Exercise requirements = Carry on writing the post about error probabilities and the Likelihood Principle, starting right after its last sentence; the listing that follows it is not part of that post.

Selected text =
# # # # #

Error statistics doesn’t blame for possible future crimes of QRPs (ii)

A seminal controversy in statistical inference is whether error probabilities associated with an inference method are evidentially relevant once the data are in hand. Frequentist error statisticians say yes; Bayesians say no. A “no” answer goes hand in hand with holding the Likelihood Principle (LP), which follows from inference by Bayes theorem. A “yes” answer violates the LP (also called the strong LP). The reason error probabilities drop out according to the LP is that it follows from the LP that all the evidence from the data is contained in the likelihood ratios (at least for inference within a statistical model). For the error statistician, likelihood ratios are merely measures of comparative fit, and omit crucial information about their reliability. A dramatic illustration of this disagreement involves optional stopping, and it’s the one to which Roderick Little turns in the chapter “Do you like the likelihood principle?” in his new book that I cite in my last post

Bayesians criticize error statisticians for taking into account error probabilities which consider outcomes other than the one observed. That’s because their account “conditions” on the observed data. While their criticism along these lines is familiar, I noticed something very odd in the passages Roderick Little cites from Berger and Wolpert’s Likelihood Principle (chapter 4), intended to describe the error statistical position. You can find Berger and Wolpert (1988) here. First consider the example.

# # # # #

Information shown =
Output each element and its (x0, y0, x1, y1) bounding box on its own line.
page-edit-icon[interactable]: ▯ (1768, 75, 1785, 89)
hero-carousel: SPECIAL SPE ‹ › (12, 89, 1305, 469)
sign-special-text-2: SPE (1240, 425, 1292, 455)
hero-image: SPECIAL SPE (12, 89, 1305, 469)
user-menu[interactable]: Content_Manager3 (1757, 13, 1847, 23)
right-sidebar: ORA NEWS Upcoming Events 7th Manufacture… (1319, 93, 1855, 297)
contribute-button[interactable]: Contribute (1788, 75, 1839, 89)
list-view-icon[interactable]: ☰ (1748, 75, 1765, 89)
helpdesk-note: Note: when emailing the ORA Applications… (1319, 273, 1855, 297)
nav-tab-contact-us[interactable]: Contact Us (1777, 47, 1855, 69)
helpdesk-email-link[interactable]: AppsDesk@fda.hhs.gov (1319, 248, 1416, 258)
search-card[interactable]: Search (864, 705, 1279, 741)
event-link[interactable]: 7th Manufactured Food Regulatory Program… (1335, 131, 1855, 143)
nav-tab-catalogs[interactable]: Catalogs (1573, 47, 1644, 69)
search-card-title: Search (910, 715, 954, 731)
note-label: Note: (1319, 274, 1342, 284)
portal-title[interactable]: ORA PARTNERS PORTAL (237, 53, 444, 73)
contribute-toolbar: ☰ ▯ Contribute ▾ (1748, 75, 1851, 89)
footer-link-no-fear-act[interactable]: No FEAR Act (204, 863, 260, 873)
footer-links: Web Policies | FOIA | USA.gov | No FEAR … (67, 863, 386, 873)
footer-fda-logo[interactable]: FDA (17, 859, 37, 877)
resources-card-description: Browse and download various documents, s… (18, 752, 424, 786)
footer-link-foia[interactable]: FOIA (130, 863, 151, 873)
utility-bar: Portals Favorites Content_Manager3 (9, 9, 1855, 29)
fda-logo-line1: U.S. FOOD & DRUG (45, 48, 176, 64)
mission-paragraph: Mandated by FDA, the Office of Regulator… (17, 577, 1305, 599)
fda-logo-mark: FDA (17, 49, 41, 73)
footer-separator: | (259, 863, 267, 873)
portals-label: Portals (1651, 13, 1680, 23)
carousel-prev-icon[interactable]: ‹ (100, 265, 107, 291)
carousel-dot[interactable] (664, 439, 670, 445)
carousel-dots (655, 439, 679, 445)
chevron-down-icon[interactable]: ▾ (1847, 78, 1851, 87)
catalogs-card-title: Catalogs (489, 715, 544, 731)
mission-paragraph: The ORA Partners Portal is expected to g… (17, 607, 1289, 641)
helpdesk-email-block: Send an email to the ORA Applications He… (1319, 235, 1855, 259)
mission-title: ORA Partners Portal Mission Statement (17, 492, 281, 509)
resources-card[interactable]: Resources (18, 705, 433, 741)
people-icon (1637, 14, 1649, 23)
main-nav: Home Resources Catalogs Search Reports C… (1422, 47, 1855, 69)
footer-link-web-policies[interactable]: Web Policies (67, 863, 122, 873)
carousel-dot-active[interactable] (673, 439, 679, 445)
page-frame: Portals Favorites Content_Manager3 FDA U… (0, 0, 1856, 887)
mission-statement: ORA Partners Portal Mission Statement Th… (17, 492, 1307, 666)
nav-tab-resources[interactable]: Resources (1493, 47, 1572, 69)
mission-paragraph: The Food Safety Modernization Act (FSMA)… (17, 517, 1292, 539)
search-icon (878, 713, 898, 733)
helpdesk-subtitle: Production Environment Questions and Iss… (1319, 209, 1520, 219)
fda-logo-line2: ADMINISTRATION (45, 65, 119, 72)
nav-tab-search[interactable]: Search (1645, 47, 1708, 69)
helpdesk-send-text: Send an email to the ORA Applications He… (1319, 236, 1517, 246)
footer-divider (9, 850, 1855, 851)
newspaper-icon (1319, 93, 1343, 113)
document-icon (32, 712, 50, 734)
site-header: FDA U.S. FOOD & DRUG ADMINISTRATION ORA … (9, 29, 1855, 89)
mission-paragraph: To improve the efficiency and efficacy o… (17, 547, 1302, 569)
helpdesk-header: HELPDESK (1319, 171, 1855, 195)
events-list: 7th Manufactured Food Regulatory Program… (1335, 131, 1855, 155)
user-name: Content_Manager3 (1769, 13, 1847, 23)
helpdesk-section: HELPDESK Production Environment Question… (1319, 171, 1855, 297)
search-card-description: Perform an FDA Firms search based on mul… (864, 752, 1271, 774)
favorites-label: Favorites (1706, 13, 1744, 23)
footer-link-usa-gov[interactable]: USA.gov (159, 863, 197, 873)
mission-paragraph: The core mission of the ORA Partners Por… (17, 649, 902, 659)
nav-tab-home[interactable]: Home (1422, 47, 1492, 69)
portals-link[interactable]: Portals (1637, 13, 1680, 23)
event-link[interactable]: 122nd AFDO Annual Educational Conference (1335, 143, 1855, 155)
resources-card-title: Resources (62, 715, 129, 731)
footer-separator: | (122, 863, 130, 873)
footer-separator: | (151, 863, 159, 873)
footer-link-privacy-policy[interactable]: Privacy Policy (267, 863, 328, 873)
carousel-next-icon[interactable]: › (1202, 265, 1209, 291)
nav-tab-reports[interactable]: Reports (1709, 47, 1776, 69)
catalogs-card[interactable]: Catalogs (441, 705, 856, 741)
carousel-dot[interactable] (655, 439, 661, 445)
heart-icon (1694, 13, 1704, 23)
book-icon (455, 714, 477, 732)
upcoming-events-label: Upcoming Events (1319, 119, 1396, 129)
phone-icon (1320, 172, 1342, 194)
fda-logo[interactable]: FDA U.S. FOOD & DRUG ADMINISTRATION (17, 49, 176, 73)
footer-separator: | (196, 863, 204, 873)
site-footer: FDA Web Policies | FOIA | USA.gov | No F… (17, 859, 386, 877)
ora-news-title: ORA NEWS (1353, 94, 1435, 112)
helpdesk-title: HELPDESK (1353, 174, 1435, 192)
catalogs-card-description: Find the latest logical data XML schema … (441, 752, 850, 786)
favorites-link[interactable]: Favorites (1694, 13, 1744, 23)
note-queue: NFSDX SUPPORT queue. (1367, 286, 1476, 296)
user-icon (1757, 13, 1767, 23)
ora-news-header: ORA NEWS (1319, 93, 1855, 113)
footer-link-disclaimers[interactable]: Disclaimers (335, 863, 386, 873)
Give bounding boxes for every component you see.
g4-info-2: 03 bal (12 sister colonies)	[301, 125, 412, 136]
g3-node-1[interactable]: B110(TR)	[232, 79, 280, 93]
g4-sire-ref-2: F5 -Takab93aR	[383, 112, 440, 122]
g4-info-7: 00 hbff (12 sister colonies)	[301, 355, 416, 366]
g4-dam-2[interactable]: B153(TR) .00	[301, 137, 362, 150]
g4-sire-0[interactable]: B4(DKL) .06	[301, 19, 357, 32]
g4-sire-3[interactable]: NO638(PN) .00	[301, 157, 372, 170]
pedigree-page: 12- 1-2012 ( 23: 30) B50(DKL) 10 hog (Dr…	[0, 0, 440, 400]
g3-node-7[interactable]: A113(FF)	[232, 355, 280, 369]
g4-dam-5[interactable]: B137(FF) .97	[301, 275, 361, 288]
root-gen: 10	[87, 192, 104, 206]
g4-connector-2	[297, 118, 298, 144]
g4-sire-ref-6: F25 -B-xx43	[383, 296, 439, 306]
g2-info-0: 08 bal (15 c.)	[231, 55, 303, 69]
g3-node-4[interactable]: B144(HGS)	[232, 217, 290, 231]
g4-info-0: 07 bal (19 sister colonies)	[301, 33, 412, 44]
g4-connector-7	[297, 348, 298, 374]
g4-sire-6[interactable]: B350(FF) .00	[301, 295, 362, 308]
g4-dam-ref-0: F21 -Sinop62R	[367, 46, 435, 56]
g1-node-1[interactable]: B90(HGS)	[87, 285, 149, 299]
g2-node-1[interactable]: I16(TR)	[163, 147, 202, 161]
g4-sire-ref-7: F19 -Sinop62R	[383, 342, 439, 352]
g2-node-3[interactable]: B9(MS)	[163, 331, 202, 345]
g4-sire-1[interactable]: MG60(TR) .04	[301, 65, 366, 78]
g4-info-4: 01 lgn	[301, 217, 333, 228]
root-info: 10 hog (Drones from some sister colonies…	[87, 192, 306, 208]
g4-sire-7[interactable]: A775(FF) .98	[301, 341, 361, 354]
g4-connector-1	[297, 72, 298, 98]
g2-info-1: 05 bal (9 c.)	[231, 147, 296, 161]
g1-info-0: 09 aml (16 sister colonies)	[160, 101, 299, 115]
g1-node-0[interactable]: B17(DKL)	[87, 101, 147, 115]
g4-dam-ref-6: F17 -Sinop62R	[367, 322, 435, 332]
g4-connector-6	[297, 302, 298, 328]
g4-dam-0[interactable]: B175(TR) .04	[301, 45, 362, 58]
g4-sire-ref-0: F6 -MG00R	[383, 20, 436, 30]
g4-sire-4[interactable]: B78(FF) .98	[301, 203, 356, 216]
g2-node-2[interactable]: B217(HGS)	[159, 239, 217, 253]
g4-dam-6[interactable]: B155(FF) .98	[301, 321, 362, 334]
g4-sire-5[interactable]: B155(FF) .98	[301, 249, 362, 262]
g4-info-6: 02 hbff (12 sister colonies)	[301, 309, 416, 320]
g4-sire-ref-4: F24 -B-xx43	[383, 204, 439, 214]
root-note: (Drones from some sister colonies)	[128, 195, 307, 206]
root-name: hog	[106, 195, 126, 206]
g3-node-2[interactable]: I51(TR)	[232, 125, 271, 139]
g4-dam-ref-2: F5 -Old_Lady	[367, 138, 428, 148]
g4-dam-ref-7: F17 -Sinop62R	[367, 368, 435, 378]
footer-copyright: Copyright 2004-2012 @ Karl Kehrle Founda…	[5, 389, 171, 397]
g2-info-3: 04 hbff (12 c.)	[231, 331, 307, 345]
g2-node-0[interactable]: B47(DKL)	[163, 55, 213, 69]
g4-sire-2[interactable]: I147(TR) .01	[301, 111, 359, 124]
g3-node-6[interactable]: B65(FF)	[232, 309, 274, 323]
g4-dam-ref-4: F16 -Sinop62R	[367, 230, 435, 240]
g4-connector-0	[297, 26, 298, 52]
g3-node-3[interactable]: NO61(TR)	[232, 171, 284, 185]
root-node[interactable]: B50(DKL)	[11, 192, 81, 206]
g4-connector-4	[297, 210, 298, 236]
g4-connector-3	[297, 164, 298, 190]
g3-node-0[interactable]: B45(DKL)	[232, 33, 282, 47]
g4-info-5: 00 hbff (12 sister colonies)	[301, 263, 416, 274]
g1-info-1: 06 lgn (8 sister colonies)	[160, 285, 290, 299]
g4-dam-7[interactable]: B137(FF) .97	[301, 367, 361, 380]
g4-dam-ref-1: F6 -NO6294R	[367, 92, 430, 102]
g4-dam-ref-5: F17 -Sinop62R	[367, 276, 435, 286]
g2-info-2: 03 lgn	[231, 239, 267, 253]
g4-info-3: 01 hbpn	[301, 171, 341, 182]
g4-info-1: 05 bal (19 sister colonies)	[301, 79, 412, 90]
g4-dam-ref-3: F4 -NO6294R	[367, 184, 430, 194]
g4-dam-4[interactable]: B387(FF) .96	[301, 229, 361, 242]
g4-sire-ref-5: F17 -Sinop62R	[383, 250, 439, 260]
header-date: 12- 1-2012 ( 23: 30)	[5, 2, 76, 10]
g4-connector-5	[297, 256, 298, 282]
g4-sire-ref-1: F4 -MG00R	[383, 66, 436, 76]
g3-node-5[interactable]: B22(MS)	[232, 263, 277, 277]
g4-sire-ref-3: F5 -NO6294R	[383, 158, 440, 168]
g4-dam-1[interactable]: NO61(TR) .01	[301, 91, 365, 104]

# # # # #

Your response =
We are to consider Savage’s (1962) famous example: two-sided testing of a Normal mean with known σ: H0: μ = 0 against H1: μ ≠ 0 (no effect vs some effect). If the researcher keeps sampling until reaching a “nominally” significant result ‘then with probability 1 he will eventually reject any sharp null hypothesis, even though it be true’ (Edwards, Lindman, and Savage [1963], p. 239)–hereafter, ELS.(1) Nevertheless, ELS aver ‘the import of the sequence of n data actually observed will be exactly the same as it would be had you planned to take exactly n observations in the first place’ (ibid., pp. 238-9)–at least for Bayesians. This is called the Stopping Rule Principle, and it follows directly from the Likelihood Principle (LP).

For the error statistician, the actual significance level in sequential trials is the probability of finding a .05 nominally significant result at some stopping point or other, up to the point it stops. The P-value accumulates. To be clear: sequential trials are regularly used by error statisticians, but the multiplicity must be taken account of (Wald 1947, Armitage 1975). Pre-data, this is to ensure error probability control; post data, this is to ensure that the error statistical assessment, e.g., the P-value report, is a relevant assessment of the warranted inference. (2) Ignoring the stopping rule, as the Berger and Wolpert’s Bayesian recommends, would make it easy to infer evidence of an effect erroneously.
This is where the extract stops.